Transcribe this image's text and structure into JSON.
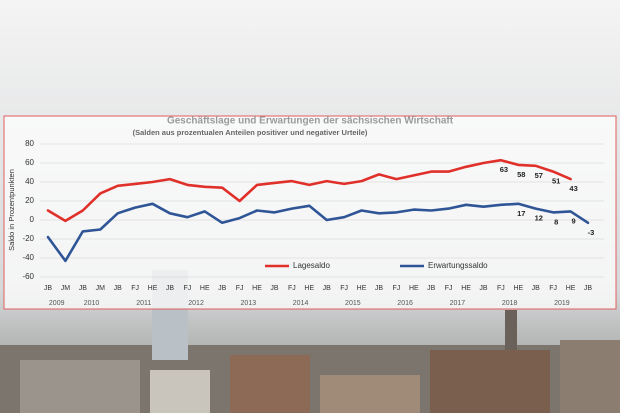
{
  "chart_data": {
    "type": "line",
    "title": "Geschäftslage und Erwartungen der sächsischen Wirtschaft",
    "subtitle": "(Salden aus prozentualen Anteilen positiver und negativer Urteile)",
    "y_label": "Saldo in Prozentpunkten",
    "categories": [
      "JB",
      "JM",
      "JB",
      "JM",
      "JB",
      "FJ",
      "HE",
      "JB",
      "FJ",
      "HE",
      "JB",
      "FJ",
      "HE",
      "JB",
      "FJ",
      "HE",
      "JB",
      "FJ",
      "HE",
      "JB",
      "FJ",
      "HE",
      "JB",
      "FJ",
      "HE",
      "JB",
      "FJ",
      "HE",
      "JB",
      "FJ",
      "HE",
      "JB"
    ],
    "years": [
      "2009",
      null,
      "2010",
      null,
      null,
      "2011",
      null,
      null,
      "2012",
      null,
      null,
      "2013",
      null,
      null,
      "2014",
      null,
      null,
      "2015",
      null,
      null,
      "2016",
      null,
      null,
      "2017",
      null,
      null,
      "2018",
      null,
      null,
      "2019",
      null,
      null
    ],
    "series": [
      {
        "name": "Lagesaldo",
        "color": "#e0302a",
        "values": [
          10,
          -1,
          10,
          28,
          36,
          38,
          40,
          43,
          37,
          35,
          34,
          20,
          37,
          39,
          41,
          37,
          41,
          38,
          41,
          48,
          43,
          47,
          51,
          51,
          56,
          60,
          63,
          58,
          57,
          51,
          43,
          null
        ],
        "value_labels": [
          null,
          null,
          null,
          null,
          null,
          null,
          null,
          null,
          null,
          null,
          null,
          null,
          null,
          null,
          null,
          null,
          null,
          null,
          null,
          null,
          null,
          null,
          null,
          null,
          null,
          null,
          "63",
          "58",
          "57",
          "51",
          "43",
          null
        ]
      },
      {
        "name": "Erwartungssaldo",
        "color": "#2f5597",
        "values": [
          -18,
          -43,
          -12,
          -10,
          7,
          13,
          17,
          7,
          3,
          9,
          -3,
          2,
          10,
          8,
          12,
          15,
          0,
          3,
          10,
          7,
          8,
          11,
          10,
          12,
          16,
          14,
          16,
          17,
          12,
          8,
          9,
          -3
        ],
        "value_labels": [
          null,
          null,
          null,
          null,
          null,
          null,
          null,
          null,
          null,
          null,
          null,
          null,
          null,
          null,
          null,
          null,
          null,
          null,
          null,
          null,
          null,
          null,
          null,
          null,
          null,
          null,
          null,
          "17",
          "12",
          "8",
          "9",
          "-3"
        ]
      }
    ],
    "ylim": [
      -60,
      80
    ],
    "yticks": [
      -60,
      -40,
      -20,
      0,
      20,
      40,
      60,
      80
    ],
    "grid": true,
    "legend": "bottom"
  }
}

...

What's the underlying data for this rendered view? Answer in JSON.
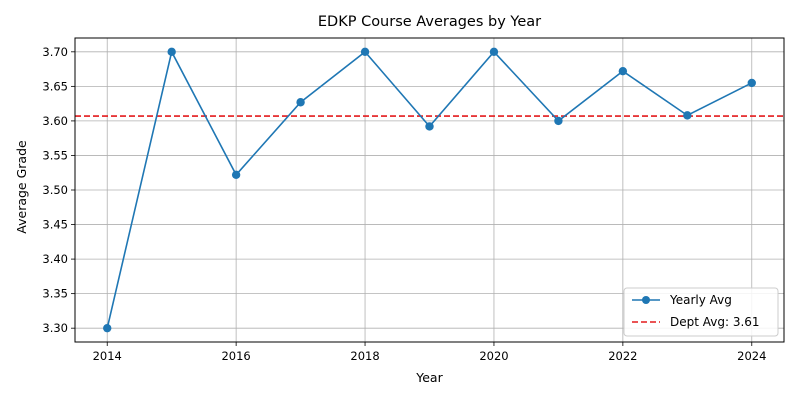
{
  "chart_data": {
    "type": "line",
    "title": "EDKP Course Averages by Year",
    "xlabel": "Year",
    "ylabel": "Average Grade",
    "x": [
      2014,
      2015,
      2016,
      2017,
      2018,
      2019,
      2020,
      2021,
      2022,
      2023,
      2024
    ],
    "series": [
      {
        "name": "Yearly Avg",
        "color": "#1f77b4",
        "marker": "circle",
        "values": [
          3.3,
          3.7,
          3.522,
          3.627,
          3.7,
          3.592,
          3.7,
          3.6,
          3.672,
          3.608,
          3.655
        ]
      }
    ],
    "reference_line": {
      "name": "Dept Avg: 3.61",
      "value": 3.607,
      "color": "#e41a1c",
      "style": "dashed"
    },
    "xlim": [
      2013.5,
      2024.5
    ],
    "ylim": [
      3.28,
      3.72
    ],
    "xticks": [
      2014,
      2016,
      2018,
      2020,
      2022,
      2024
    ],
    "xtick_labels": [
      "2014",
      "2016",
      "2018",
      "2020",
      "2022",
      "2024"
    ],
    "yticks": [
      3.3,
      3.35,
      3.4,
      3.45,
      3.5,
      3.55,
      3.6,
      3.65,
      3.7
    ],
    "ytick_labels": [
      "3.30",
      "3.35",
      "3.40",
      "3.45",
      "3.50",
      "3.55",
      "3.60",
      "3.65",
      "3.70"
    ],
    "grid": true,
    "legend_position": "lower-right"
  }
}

- GIVEN REQUEST:
How many of the lines in the listing above hold the word "this"? Report only that figure.

- WRITTEN SOLUTION:
2